RECORDS FOR THIS TASK -
<<<<

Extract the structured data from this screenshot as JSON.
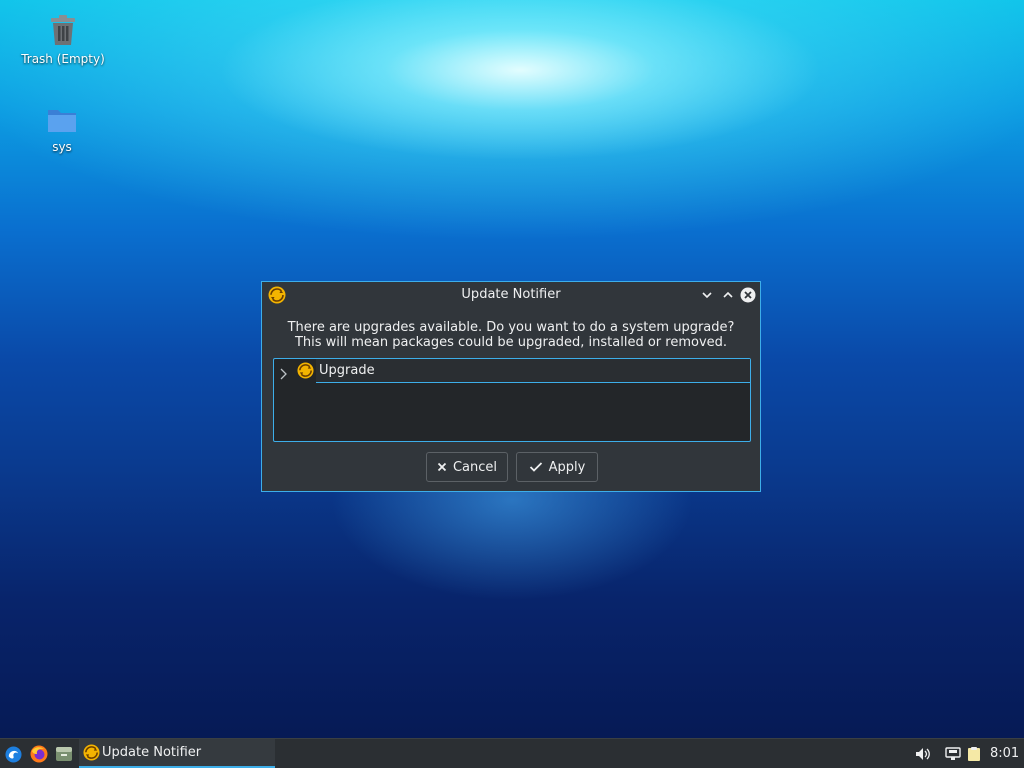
{
  "desktop": {
    "icons": [
      {
        "label": "Trash (Empty)",
        "icon": "trash-icon"
      },
      {
        "label": "sys",
        "icon": "folder-icon"
      }
    ]
  },
  "dialog": {
    "title": "Update Notifier",
    "message_line1": "There are upgrades available. Do you want to do a system upgrade?",
    "message_line2": "This will mean packages could be upgraded, installed or removed.",
    "tree_item": "Upgrade",
    "cancel_label": "Cancel",
    "apply_label": "Apply"
  },
  "taskbar": {
    "task_label": "Update Notifier",
    "clock": "8:01"
  },
  "colors": {
    "accent": "#3daee9",
    "window_bg": "#31363b",
    "panel_bg": "#2b2f33"
  }
}
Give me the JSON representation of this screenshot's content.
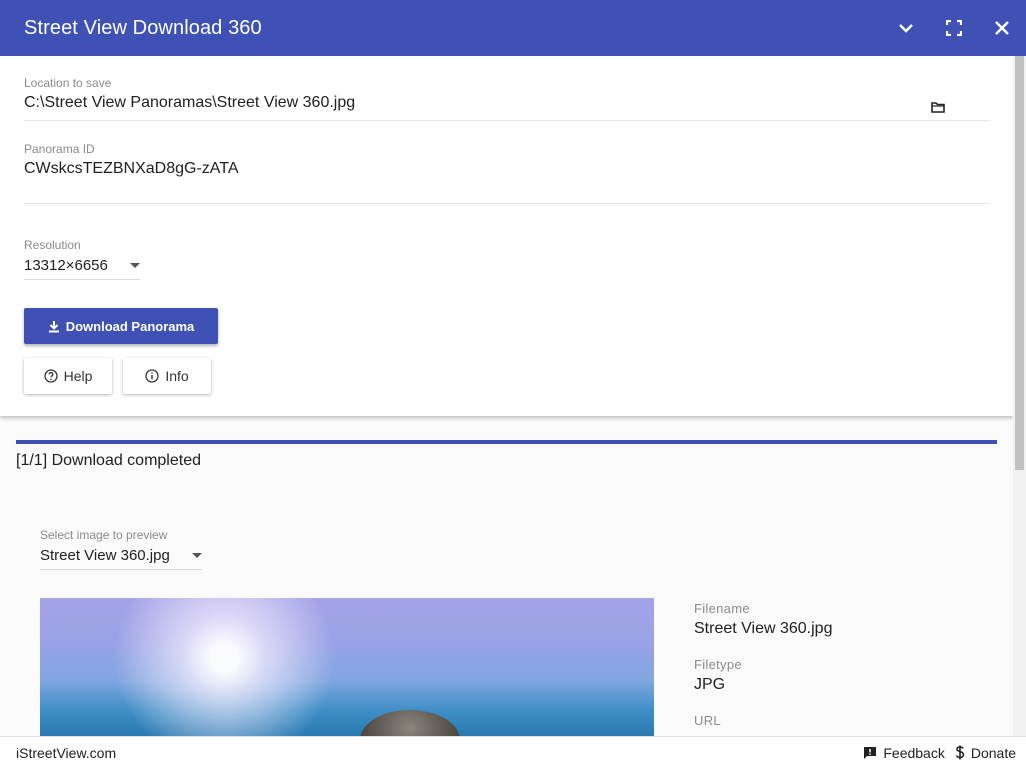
{
  "app": {
    "title": "Street View Download 360"
  },
  "icons": {
    "collapse": "chevron-down-icon",
    "fullscreen": "fullscreen-icon",
    "close": "close-icon",
    "folder": "folder-icon",
    "download": "download-icon",
    "help": "help-circle-icon",
    "info": "info-circle-icon",
    "feedback": "feedback-icon",
    "donate": "dollar-icon"
  },
  "colors": {
    "primary": "#3f51b5"
  },
  "form": {
    "location_label": "Location to save",
    "location_value": "C:\\Street View Panoramas\\Street View 360.jpg",
    "panorama_id_label": "Panorama ID",
    "panorama_id_value": "CWskcsTEZBNXaD8gG-zATA",
    "resolution_label": "Resolution",
    "resolution_value": "13312×6656"
  },
  "buttons": {
    "download": "Download Panorama",
    "help": "Help",
    "info": "Info"
  },
  "download": {
    "status": "[1/1] Download completed",
    "progress": 1.0
  },
  "preview": {
    "select_label": "Select image to preview",
    "selected": "Street View 360.jpg",
    "filename_label": "Filename",
    "filename": "Street View 360.jpg",
    "filetype_label": "Filetype",
    "filetype": "JPG",
    "url_label": "URL"
  },
  "footer": {
    "site": "iStreetView.com",
    "feedback": "Feedback",
    "donate": "Donate"
  }
}
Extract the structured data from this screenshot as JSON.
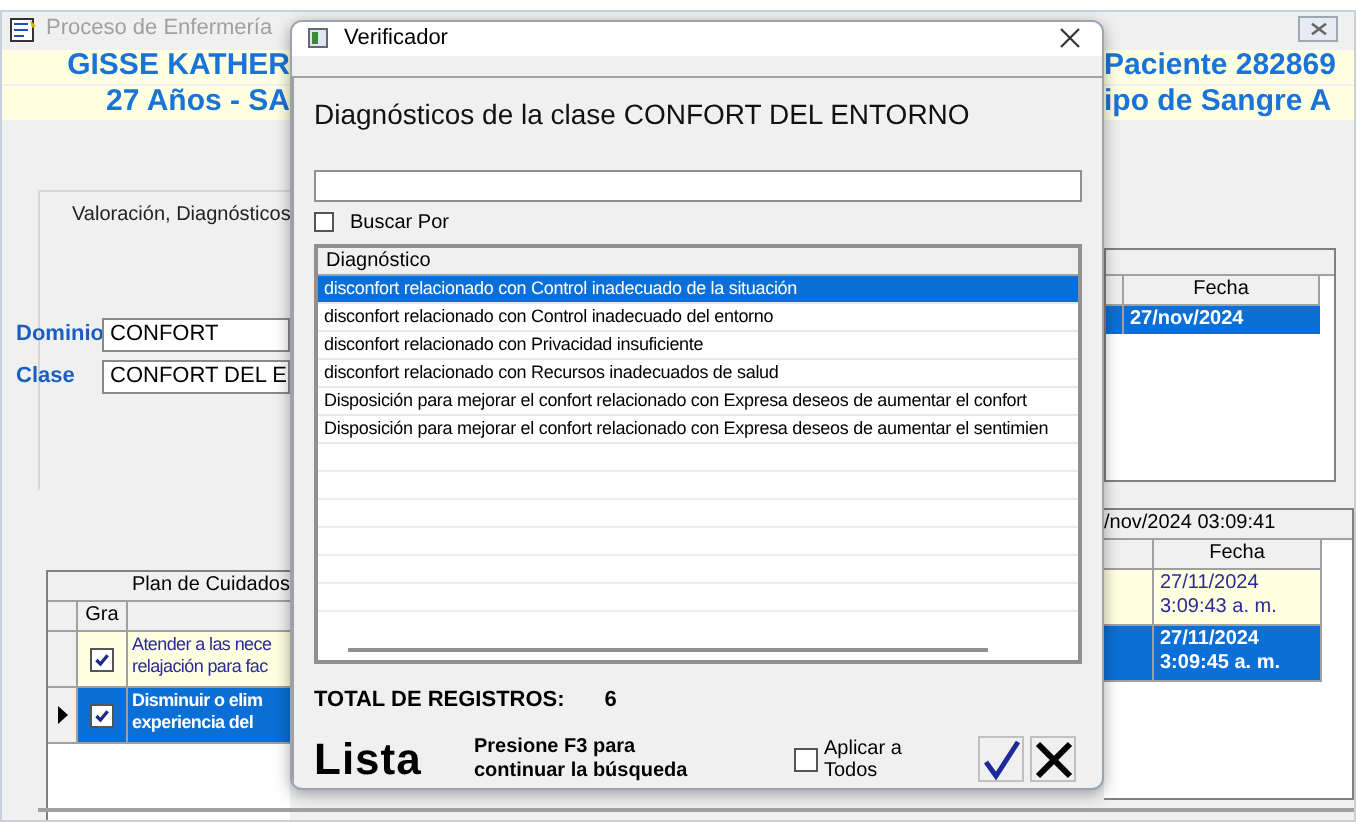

>>>>

WHAT IS NEEDED - Except for the pictures, copy the material above exactly.

ANSWER TO THE EXERCISE -
Extract the structured data from this screenshot as JSON.
{
  "desktop": {
    "icons": [
      {
        "label": "Trash (Empty)",
        "icon": "trash-icon"
      },
      {
        "label": "sys",
        "icon": "folder-icon"
      }
    ]
  },
  "dialog": {
    "title": "Update Notifier",
    "message_line1": "There are upgrades available. Do you want to do a system upgrade?",
    "message_line2": "This will mean packages could be upgraded, installed or removed.",
    "tree_item": "Upgrade",
    "cancel_label": "Cancel",
    "apply_label": "Apply"
  },
  "taskbar": {
    "task_label": "Update Notifier",
    "clock": "8:01"
  },
  "colors": {
    "accent": "#3daee9",
    "window_bg": "#31363b",
    "panel_bg": "#2b2f33"
  }
}
Give me the JSON representation of this screenshot's content.
{
  "app": {
    "title": "Street View Download 360"
  },
  "icons": {
    "collapse": "chevron-down-icon",
    "fullscreen": "fullscreen-icon",
    "close": "close-icon",
    "folder": "folder-icon",
    "download": "download-icon",
    "help": "help-circle-icon",
    "info": "info-circle-icon",
    "feedback": "feedback-icon",
    "donate": "dollar-icon"
  },
  "colors": {
    "primary": "#3f51b5"
  },
  "form": {
    "location_label": "Location to save",
    "location_value": "C:\\Street View Panoramas\\Street View 360.jpg",
    "panorama_id_label": "Panorama ID",
    "panorama_id_value": "CWskcsTEZBNXaD8gG-zATA",
    "resolution_label": "Resolution",
    "resolution_value": "13312×6656"
  },
  "buttons": {
    "download": "Download Panorama",
    "help": "Help",
    "info": "Info"
  },
  "download": {
    "status": "[1/1] Download completed",
    "progress": 1.0
  },
  "preview": {
    "select_label": "Select image to preview",
    "selected": "Street View 360.jpg",
    "filename_label": "Filename",
    "filename": "Street View 360.jpg",
    "filetype_label": "Filetype",
    "filetype": "JPG",
    "url_label": "URL"
  },
  "footer": {
    "site": "iStreetView.com",
    "feedback": "Feedback",
    "donate": "Donate"
  }
}
Extract the structured data from this screenshot as JSON.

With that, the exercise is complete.